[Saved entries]
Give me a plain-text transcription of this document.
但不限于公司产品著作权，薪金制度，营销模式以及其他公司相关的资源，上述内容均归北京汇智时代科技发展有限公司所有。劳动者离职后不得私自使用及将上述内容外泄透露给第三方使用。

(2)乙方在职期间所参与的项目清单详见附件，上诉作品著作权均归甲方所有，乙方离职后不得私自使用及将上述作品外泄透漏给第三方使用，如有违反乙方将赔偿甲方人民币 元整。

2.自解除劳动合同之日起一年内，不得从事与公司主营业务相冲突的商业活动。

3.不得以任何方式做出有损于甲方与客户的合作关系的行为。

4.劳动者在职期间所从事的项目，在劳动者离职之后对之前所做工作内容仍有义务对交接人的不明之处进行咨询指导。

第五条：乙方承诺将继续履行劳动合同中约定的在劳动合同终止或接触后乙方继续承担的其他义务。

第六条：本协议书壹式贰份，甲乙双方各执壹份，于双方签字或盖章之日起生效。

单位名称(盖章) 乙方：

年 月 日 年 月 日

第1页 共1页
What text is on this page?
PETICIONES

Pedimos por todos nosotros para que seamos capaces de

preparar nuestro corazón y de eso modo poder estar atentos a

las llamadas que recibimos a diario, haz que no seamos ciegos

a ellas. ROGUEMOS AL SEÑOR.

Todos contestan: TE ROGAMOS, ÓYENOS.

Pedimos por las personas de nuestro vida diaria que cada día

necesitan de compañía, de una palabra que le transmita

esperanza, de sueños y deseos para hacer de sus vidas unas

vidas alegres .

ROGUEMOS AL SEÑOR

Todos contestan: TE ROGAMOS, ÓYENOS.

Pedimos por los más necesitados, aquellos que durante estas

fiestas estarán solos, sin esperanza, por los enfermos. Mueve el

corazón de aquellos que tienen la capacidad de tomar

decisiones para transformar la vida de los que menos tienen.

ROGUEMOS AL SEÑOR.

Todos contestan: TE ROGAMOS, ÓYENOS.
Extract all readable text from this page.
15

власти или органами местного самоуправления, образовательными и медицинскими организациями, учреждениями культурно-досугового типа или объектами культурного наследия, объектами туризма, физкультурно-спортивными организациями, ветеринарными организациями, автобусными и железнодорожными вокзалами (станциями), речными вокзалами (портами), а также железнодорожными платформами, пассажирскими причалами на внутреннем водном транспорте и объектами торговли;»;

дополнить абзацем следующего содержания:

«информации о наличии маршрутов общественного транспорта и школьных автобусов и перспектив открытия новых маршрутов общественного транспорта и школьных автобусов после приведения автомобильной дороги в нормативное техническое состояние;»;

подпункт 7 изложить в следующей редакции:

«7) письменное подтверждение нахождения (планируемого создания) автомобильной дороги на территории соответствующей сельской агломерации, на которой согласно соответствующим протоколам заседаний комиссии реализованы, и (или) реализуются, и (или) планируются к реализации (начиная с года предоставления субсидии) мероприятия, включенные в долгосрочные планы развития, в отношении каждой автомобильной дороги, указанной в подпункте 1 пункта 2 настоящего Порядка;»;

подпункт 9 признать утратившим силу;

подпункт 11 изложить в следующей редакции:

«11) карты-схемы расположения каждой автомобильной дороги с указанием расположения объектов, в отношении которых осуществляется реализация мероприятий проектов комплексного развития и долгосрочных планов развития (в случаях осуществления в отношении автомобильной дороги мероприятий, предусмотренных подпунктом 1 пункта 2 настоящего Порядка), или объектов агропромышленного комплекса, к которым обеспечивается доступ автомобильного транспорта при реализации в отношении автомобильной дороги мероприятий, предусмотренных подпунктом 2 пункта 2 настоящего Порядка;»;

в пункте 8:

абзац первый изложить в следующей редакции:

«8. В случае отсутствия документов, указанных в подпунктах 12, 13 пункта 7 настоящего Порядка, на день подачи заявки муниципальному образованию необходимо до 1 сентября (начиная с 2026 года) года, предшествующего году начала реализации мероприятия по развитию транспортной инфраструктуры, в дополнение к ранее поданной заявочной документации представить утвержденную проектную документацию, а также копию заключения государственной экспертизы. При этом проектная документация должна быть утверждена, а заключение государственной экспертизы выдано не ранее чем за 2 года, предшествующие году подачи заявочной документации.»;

Exercise goal - Copy out the material above in its entirety. Every detail must match.

Written response -
Give me a plain-text transcription of this document.
但不限于公司产品著作权，薪金制度，营销模式以及其他公司相关的资源，上述内容均归北京汇智时代科技发展有限公司所有。劳动者离职后不得私自使用及将上述内容外泄透露给第三方使用。

(2)乙方在职期间所参与的项目清单详见附件，上诉作品著作权均归甲方所有，乙方离职后不得私自使用及将上述作品外泄透漏给第三方使用，如有违反乙方将赔偿甲方人民币 元整。

2.自解除劳动合同之日起一年内，不得从事与公司主营业务相冲突的商业活动。

3.不得以任何方式做出有损于甲方与客户的合作关系的行为。

4.劳动者在职期间所从事的项目，在劳动者离职之后对之前所做工作内容仍有义务对交接人的不明之处进行咨询指导。

第五条：乙方承诺将继续履行劳动合同中约定的在劳动合同终止或接触后乙方继续承担的其他义务。

第六条：本协议书壹式贰份，甲乙双方各执壹份，于双方签字或盖章之日起生效。

单位名称(盖章) 乙方：

年 月 日 年 月 日

第1页 共1页
What text is on this page?
PETICIONES

Pedimos por todos nosotros para que seamos capaces de

preparar nuestro corazón y de eso modo poder estar atentos a

las llamadas que recibimos a diario, haz que no seamos ciegos

a ellas. ROGUEMOS AL SEÑOR.

Todos contestan: TE ROGAMOS, ÓYENOS.

Pedimos por las personas de nuestro vida diaria que cada día

necesitan de compañía, de una palabra que le transmita

esperanza, de sueños y deseos para hacer de sus vidas unas

vidas alegres .

ROGUEMOS AL SEÑOR

Todos contestan: TE ROGAMOS, ÓYENOS.

Pedimos por los más necesitados, aquellos que durante estas

fiestas estarán solos, sin esperanza, por los enfermos. Mueve el

corazón de aquellos que tienen la capacidad de tomar

decisiones para transformar la vida de los que menos tienen.

ROGUEMOS AL SEÑOR.

Todos contestan: TE ROGAMOS, ÓYENOS.
Extract all readable text from this page.
15

власти или органами местного самоуправления, образовательными и медицинскими организациями, учреждениями культурно-досугового типа или объектами культурного наследия, объектами туризма, физкультурно-спортивными организациями, ветеринарными организациями, автобусными и железнодорожными вокзалами (станциями), речными вокзалами (портами), а также железнодорожными платформами, пассажирскими причалами на внутреннем водном транспорте и объектами торговли;»;

дополнить абзацем следующего содержания:

«информации о наличии маршрутов общественного транспорта и школьных автобусов и перспектив открытия новых маршрутов общественного транспорта и школьных автобусов после приведения автомобильной дороги в нормативное техническое состояние;»;

подпункт 7 изложить в следующей редакции:

«7) письменное подтверждение нахождения (планируемого создания) автомобильной дороги на территории соответствующей сельской агломерации, на которой согласно соответствующим протоколам заседаний комиссии реализованы, и (или) реализуются, и (или) планируются к реализации (начиная с года предоставления субсидии) мероприятия, включенные в долгосрочные планы развития, в отношении каждой автомобильной дороги, указанной в подпункте 1 пункта 2 настоящего Порядка;»;

подпункт 9 признать утратившим силу;

подпункт 11 изложить в следующей редакции:

«11) карты-схемы расположения каждой автомобильной дороги с указанием расположения объектов, в отношении которых осуществляется реализация мероприятий проектов комплексного развития и долгосрочных планов развития (в случаях осуществления в отношении автомобильной дороги мероприятий, предусмотренных подпунктом 1 пункта 2 настоящего Порядка), или объектов агропромышленного комплекса, к которым обеспечивается доступ автомобильного транспорта при реализации в отношении автомобильной дороги мероприятий, предусмотренных подпунктом 2 пункта 2 настоящего Порядка;»;

в пункте 8:

абзац первый изложить в следующей редакции:

«8. В случае отсутствия документов, указанных в подпунктах 12, 13 пункта 7 настоящего Порядка, на день подачи заявки муниципальному образованию необходимо до 1 сентября (начиная с 2026 года) года, предшествующего году начала реализации мероприятия по развитию транспортной инфраструктуры, в дополнение к ранее поданной заявочной документации представить утвержденную проектную документацию, а также копию заключения государственной экспертизы. При этом проектная документация должна быть утверждена, а заключение государственной экспертизы выдано не ранее чем за 2 года, предшествующие году подачи заявочной документации.»;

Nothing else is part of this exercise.